■ TASK BRIEF ■
Reproduce the listing below character for character; drop every image.

■ Figure record extracts ■
>> Start
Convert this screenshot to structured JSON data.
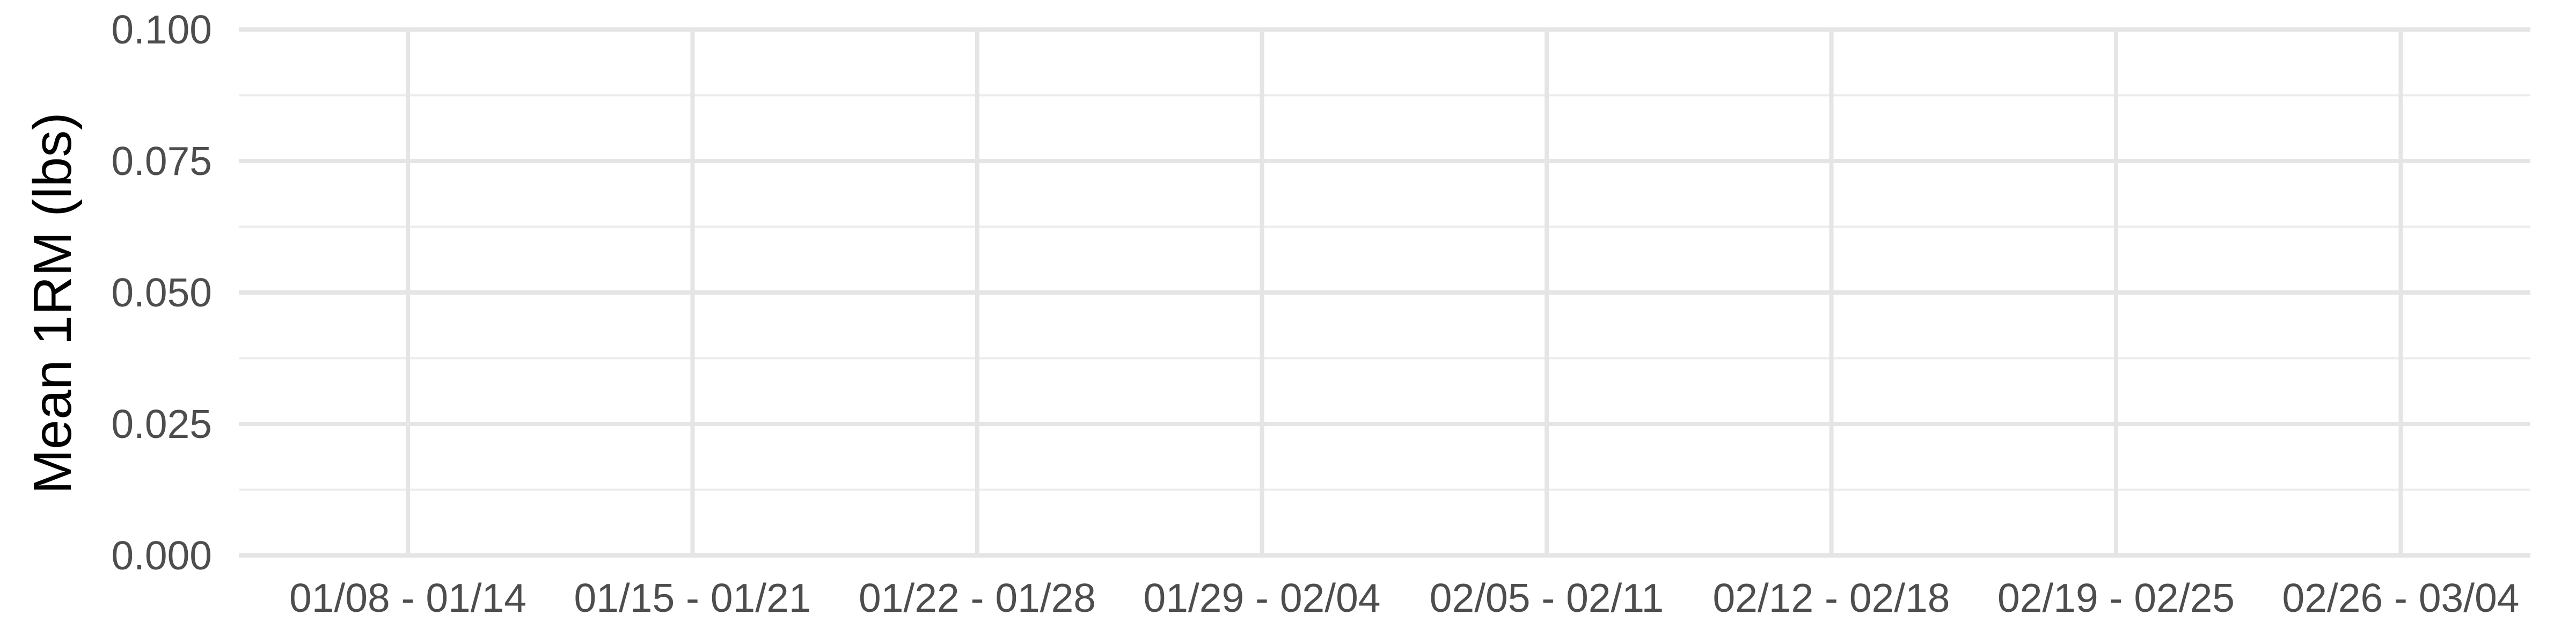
{
  "chart_data": {
    "type": "line",
    "title": "",
    "xlabel": "",
    "ylabel": "Mean 1RM (lbs)",
    "categories": [
      "01/08 - 01/14",
      "01/15 - 01/21",
      "01/22 - 01/28",
      "01/29 - 02/04",
      "02/05 - 02/11",
      "02/12 - 02/18",
      "02/19 - 02/25",
      "02/26 - 03/04"
    ],
    "y_ticks": [
      "0.000",
      "0.025",
      "0.050",
      "0.075",
      "0.100"
    ],
    "ylim": [
      0,
      0.1
    ],
    "grid": true,
    "legend": "none",
    "series": [],
    "colors": {
      "grid": "#e5e5e5",
      "tick_text": "#4d4d4d",
      "axis_title": "#000000",
      "background": "#ffffff"
    }
  }
}
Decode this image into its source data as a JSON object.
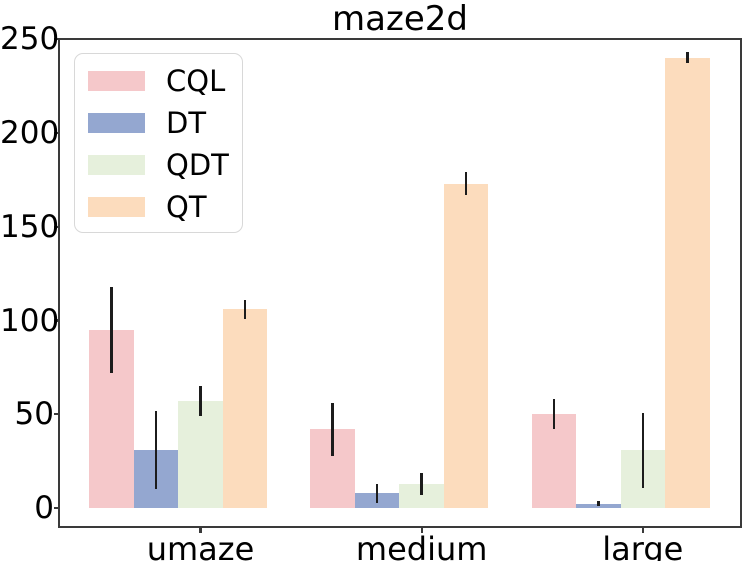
{
  "chart_data": {
    "type": "bar",
    "title": "maze2d",
    "xlabel": "",
    "ylabel": "",
    "categories": [
      "umaze",
      "medium",
      "large"
    ],
    "series": [
      {
        "name": "CQL",
        "color": "#f5c8ca",
        "values": [
          95,
          42,
          50
        ],
        "errors": [
          23,
          14,
          8
        ]
      },
      {
        "name": "DT",
        "color": "#94a7d0",
        "values": [
          31,
          8,
          2.5
        ],
        "errors": [
          21,
          5,
          1.5
        ]
      },
      {
        "name": "QDT",
        "color": "#e6f0dc",
        "values": [
          57,
          13,
          31
        ],
        "errors": [
          8,
          6,
          20
        ]
      },
      {
        "name": "QT",
        "color": "#fcdcbd",
        "values": [
          106,
          173,
          240
        ],
        "errors": [
          5,
          6,
          3
        ]
      }
    ],
    "y_ticks": [
      0,
      50,
      100,
      150,
      200,
      250
    ],
    "ylim": [
      -10,
      250
    ],
    "grid": false,
    "legend_position": "upper-left",
    "colors": {
      "error_bar": "#1c1c1c",
      "axis": "#3a3a3a",
      "text": "#000000",
      "background": "#ffffff",
      "legend_border": "#d8d8d8"
    }
  }
}
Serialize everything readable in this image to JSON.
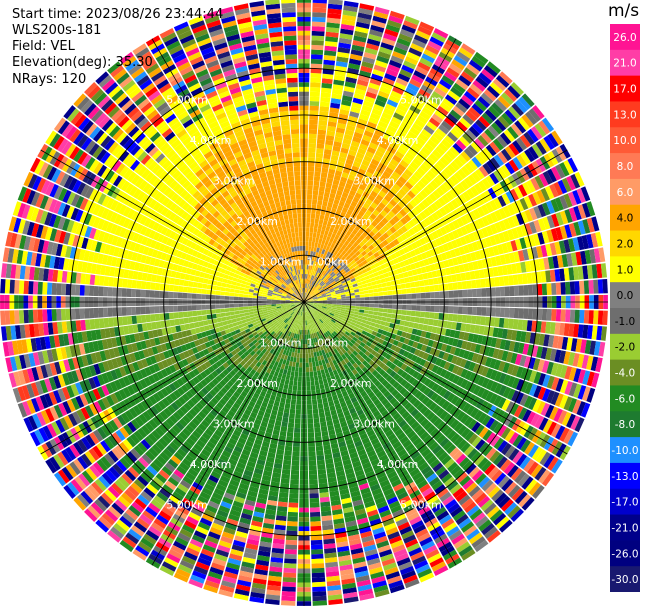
{
  "header": {
    "start_time": "Start time: 2023/08/26 23:44:44",
    "instrument": "WLS200s-181",
    "field": "Field: VEL",
    "elevation": "Elevation(deg): 35.30",
    "nrays": "NRays: 120"
  },
  "range_rings": {
    "label_values": [
      "1.00km",
      "2.00km",
      "3.00km",
      "4.00km",
      "5.00km"
    ]
  },
  "colorbar": {
    "unit": "m/s",
    "ticks": [
      "26.0",
      "21.0",
      "17.0",
      "13.0",
      "10.0",
      "8.0",
      "6.0",
      "4.0",
      "2.0",
      "1.0",
      "0.0",
      "-1.0",
      "-2.0",
      "-4.0",
      "-6.0",
      "-8.0",
      "-10.0",
      "-13.0",
      "-17.0",
      "-21.0",
      "-26.0",
      "-30.0"
    ],
    "colors": [
      "#ff1493",
      "#ff3da6",
      "#ff0000",
      "#ff3b1f",
      "#ff5a36",
      "#ff7a55",
      "#ff9b66",
      "#ffa500",
      "#ffd700",
      "#ffff00",
      "#808080",
      "#6e6e6e",
      "#9acd32",
      "#6b8e23",
      "#228b22",
      "#1e7b30",
      "#1e90ff",
      "#0000ff",
      "#0000cd",
      "#00008b",
      "#000080",
      "#191970"
    ]
  },
  "map_data": {
    "type": "ppi_velocity",
    "rays": 120,
    "range_gates": 65,
    "max_range_km": 6.5
  }
}
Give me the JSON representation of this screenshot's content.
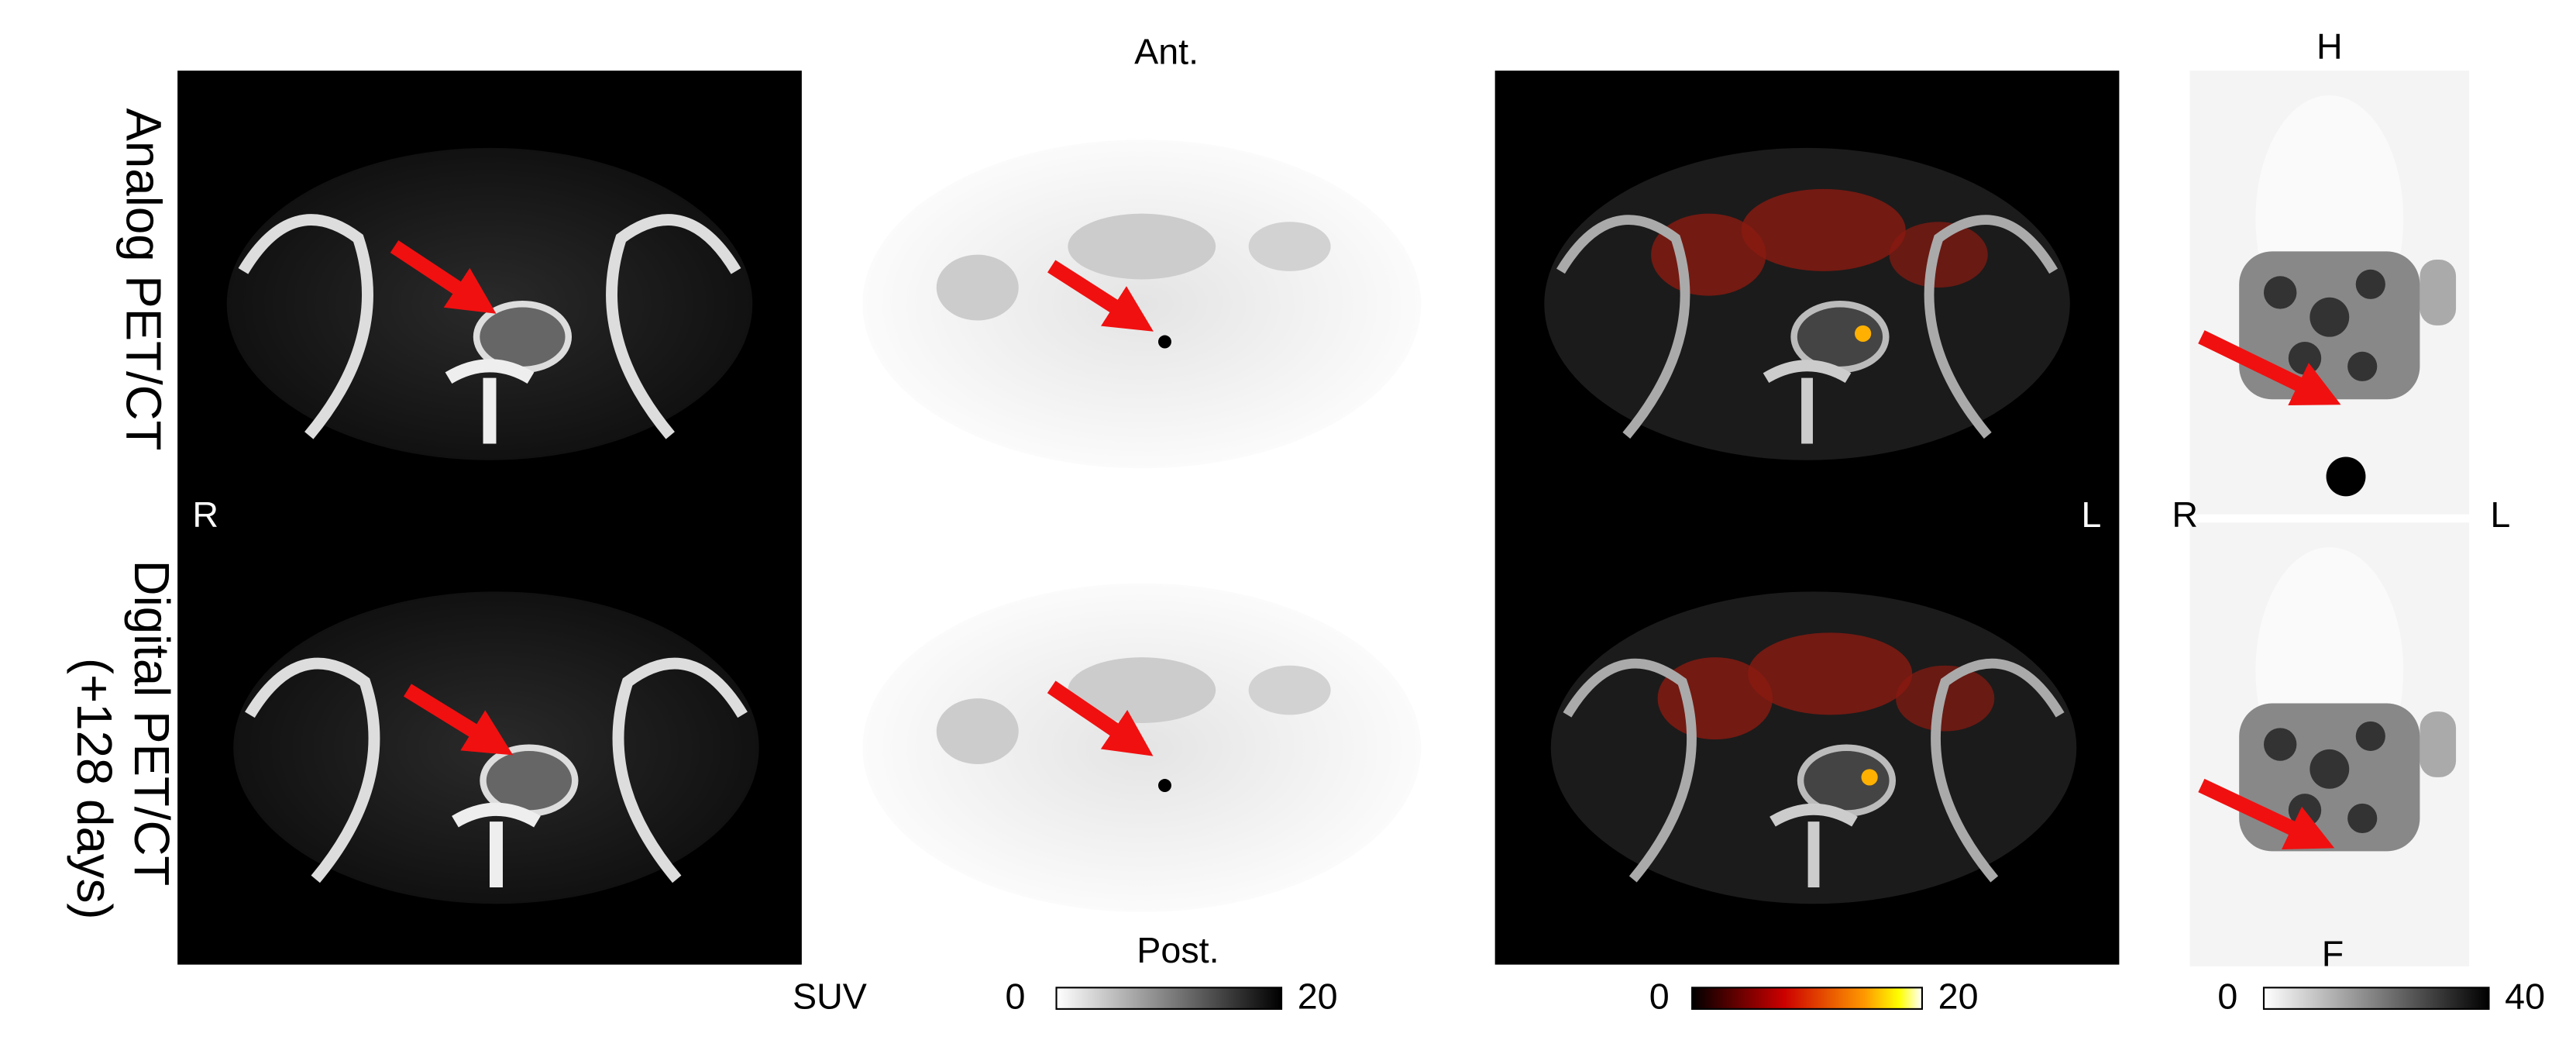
{
  "rows": [
    {
      "label": "Analog PET/CT"
    },
    {
      "label": "Digital PET/CT",
      "note": "(+128 days)"
    }
  ],
  "orientation": {
    "anterior": "Ant.",
    "posterior": "Post.",
    "right_ct": "R",
    "left_fusion": "L",
    "head": "H",
    "right_mip": "R",
    "left_mip": "L",
    "feet": "F"
  },
  "colorbars": {
    "unit": "SUV",
    "pet": {
      "min": 0,
      "max": 20
    },
    "fusion": {
      "min": 0,
      "max": 20
    },
    "mip": {
      "min": 0,
      "max": 40
    }
  }
}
>> End
■ COMPLETE OUTPUT ■
Convert this screenshot to structured JSON data.
{
  "chart_data": {
    "type": "line",
    "title": "",
    "xlabel": "",
    "ylabel": "Mean 1RM (lbs)",
    "categories": [
      "01/08 - 01/14",
      "01/15 - 01/21",
      "01/22 - 01/28",
      "01/29 - 02/04",
      "02/05 - 02/11",
      "02/12 - 02/18",
      "02/19 - 02/25",
      "02/26 - 03/04"
    ],
    "y_ticks": [
      "0.000",
      "0.025",
      "0.050",
      "0.075",
      "0.100"
    ],
    "ylim": [
      0,
      0.1
    ],
    "grid": true,
    "legend": "none",
    "series": [],
    "colors": {
      "grid": "#e5e5e5",
      "tick_text": "#4d4d4d",
      "axis_title": "#000000",
      "background": "#ffffff"
    }
  }
}
Decode this image into its source data as a JSON object.
{
  "chart_data": {
    "type": "bar",
    "title": "maze2d",
    "xlabel": "",
    "ylabel": "",
    "categories": [
      "umaze",
      "medium",
      "large"
    ],
    "series": [
      {
        "name": "CQL",
        "color": "#f5c8ca",
        "values": [
          95,
          42,
          50
        ],
        "errors": [
          23,
          14,
          8
        ]
      },
      {
        "name": "DT",
        "color": "#94a7d0",
        "values": [
          31,
          8,
          2.5
        ],
        "errors": [
          21,
          5,
          1.5
        ]
      },
      {
        "name": "QDT",
        "color": "#e6f0dc",
        "values": [
          57,
          13,
          31
        ],
        "errors": [
          8,
          6,
          20
        ]
      },
      {
        "name": "QT",
        "color": "#fcdcbd",
        "values": [
          106,
          173,
          240
        ],
        "errors": [
          5,
          6,
          3
        ]
      }
    ],
    "y_ticks": [
      0,
      50,
      100,
      150,
      200,
      250
    ],
    "ylim": [
      -10,
      250
    ],
    "grid": false,
    "legend_position": "upper-left",
    "colors": {
      "error_bar": "#1c1c1c",
      "axis": "#3a3a3a",
      "text": "#000000",
      "background": "#ffffff",
      "legend_border": "#d8d8d8"
    }
  }
}
Serialize everything readable in this image to JSON.
{
  "header": {
    "start_time": "Start time: 2023/08/26 23:44:44",
    "instrument": "WLS200s-181",
    "field": "Field: VEL",
    "elevation": "Elevation(deg): 35.30",
    "nrays": "NRays: 120"
  },
  "range_rings": {
    "label_values": [
      "1.00km",
      "2.00km",
      "3.00km",
      "4.00km",
      "5.00km"
    ]
  },
  "colorbar": {
    "unit": "m/s",
    "ticks": [
      "26.0",
      "21.0",
      "17.0",
      "13.0",
      "10.0",
      "8.0",
      "6.0",
      "4.0",
      "2.0",
      "1.0",
      "0.0",
      "-1.0",
      "-2.0",
      "-4.0",
      "-6.0",
      "-8.0",
      "-10.0",
      "-13.0",
      "-17.0",
      "-21.0",
      "-26.0",
      "-30.0"
    ],
    "colors": [
      "#ff1493",
      "#ff3da6",
      "#ff0000",
      "#ff3b1f",
      "#ff5a36",
      "#ff7a55",
      "#ff9b66",
      "#ffa500",
      "#ffd700",
      "#ffff00",
      "#808080",
      "#6e6e6e",
      "#9acd32",
      "#6b8e23",
      "#228b22",
      "#1e7b30",
      "#1e90ff",
      "#0000ff",
      "#0000cd",
      "#00008b",
      "#000080",
      "#191970"
    ]
  },
  "map_data": {
    "type": "ppi_velocity",
    "rays": 120,
    "range_gates": 65,
    "max_range_km": 6.5
  }
}
Give me the JSON representation of this screenshot's content.
{
  "rows": [
    {
      "label": "Analog PET/CT"
    },
    {
      "label": "Digital PET/CT",
      "note": "(+128 days)"
    }
  ],
  "orientation": {
    "anterior": "Ant.",
    "posterior": "Post.",
    "right_ct": "R",
    "left_fusion": "L",
    "head": "H",
    "right_mip": "R",
    "left_mip": "L",
    "feet": "F"
  },
  "colorbars": {
    "unit": "SUV",
    "pet": {
      "min": 0,
      "max": 20
    },
    "fusion": {
      "min": 0,
      "max": 20
    },
    "mip": {
      "min": 0,
      "max": 40
    }
  }
}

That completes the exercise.